● **Document passage**:
*** Block opens ***

1. Using monocultures or single species dominated natural phytoplankton, cell counts and volume estimations obtained by visual and electronic methods show reasonable agreement. Calibration seems possible (Figs. 1–2). 2. Further examples given (Fig. 3–4) show that microscopical identification of the volume peaks in electronic counter spectra of natural seston is not quite simple. Phytoplankton peaks may not be detected in the Coulter spectrum. Shifts of Coulter peaks to the left side of the visual spectrum may be found when cylindrical, elongated or needle-like phytoplankton dominate the sample. 3. Both visual and electronic methods include potentially large errors. Possibly particle volume is either overestimated by the microscope and/or underestimated by the Coulter counter (Figs. 1a, 2, 3b, 4b, c; Table 2). In grazing studies both methods should be employed. Mutual corrections may be possible, based on the type of the seston present (size and nature of phytoplankton cells and detritus particles). In each case both techniques can yield complementary information about the seston investigated. When performing multitube analysis, screening tests of the samples as described by VANDERPLOEG (1981) are recommended. 4. Detritus, especially the different types of aggregated particles, offers severe problems. In the analysis of detritus-rich samples both methods give unreliable results. 5. In most cases estimates of volume, obtained by microscopical and electronic methods, are used as auxiliary parameters. It is the relation between microscopical or Coulter volume and other parameters (e.g. Coulter volume versus POC and phytoplankton volume versus chlorophyll content) that can give useful ecological information.

*** Block closes ***

Answer from the conclusions on phytoplankton counting methods:
(a) When cells of which shapes dominate a sample may Coulter peaks shift to the left side of the visual spectrum?
(b) Whose screening tests are recommended when performing multitube analysis?
(c) In the analysis of which samples do both methods give unreliable results?
The listing that comes after this text is not needed for any part of the work.

● **Provided records**:
*** Block opens ***

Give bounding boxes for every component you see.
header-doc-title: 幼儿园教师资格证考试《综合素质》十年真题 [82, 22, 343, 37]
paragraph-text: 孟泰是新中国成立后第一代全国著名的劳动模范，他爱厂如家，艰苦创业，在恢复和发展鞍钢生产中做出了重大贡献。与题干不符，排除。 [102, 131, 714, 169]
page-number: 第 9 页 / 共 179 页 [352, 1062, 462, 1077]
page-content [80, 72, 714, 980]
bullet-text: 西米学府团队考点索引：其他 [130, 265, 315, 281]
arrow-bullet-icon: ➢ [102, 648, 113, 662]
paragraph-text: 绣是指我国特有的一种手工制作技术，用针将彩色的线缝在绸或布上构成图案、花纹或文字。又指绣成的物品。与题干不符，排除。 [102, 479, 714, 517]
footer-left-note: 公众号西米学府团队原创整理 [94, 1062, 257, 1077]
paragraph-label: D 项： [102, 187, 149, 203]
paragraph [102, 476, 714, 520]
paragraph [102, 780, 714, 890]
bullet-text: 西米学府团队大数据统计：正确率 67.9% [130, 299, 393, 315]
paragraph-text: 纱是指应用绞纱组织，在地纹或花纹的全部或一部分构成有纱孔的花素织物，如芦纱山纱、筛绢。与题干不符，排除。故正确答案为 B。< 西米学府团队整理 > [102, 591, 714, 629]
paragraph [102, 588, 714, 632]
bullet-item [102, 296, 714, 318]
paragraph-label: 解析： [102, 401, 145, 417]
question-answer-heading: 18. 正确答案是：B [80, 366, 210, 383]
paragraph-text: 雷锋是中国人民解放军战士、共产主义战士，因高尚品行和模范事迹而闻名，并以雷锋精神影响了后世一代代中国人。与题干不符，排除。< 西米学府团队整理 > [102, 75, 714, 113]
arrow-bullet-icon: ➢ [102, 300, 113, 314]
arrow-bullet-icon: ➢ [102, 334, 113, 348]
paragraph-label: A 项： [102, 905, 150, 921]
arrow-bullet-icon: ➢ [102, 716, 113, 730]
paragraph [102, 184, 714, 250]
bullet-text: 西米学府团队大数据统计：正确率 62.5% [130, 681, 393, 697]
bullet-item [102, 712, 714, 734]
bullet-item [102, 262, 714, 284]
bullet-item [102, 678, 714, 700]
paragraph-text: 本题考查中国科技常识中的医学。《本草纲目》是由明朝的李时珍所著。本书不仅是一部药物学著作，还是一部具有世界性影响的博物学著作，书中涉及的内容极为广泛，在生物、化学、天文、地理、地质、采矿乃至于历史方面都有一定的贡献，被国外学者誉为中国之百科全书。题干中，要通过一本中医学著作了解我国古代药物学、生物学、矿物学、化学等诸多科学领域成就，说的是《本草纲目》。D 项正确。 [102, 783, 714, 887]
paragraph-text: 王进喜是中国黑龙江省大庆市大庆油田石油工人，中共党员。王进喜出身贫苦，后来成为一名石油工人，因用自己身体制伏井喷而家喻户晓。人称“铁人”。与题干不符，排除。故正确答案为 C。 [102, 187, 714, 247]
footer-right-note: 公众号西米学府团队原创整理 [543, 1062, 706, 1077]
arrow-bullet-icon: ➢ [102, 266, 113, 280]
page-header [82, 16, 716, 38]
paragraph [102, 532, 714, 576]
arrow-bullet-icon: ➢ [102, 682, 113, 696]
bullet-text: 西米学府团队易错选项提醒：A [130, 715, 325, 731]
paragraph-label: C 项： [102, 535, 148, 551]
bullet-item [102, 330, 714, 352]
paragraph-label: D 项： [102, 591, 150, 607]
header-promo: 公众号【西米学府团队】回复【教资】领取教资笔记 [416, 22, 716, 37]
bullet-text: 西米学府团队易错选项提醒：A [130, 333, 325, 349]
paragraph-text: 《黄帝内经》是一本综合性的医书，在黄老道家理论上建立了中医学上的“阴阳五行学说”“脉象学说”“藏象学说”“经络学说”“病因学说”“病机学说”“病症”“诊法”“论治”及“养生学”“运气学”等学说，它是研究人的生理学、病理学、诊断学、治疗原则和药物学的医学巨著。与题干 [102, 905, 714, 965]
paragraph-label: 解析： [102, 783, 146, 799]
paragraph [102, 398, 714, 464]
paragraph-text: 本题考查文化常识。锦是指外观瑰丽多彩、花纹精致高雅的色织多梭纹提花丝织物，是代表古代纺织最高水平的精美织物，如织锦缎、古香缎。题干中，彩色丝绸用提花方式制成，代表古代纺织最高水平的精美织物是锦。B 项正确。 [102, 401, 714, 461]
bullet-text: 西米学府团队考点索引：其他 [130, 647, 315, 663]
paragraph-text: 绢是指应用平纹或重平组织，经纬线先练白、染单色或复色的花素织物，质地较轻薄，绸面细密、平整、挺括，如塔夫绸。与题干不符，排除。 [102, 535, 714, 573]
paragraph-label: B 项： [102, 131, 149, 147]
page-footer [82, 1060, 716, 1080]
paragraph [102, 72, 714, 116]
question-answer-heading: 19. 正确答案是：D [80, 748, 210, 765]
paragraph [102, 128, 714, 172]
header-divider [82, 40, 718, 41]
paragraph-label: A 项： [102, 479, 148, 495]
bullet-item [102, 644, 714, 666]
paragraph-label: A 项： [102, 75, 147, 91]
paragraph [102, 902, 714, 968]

*** Block closes ***

● **Answer to the problem**:
(a) Cylindrical, elongated or needle-like phytoplankton.
(b) Those described by VANDERPLOEG (1981).
(c) Detritus-rich samples.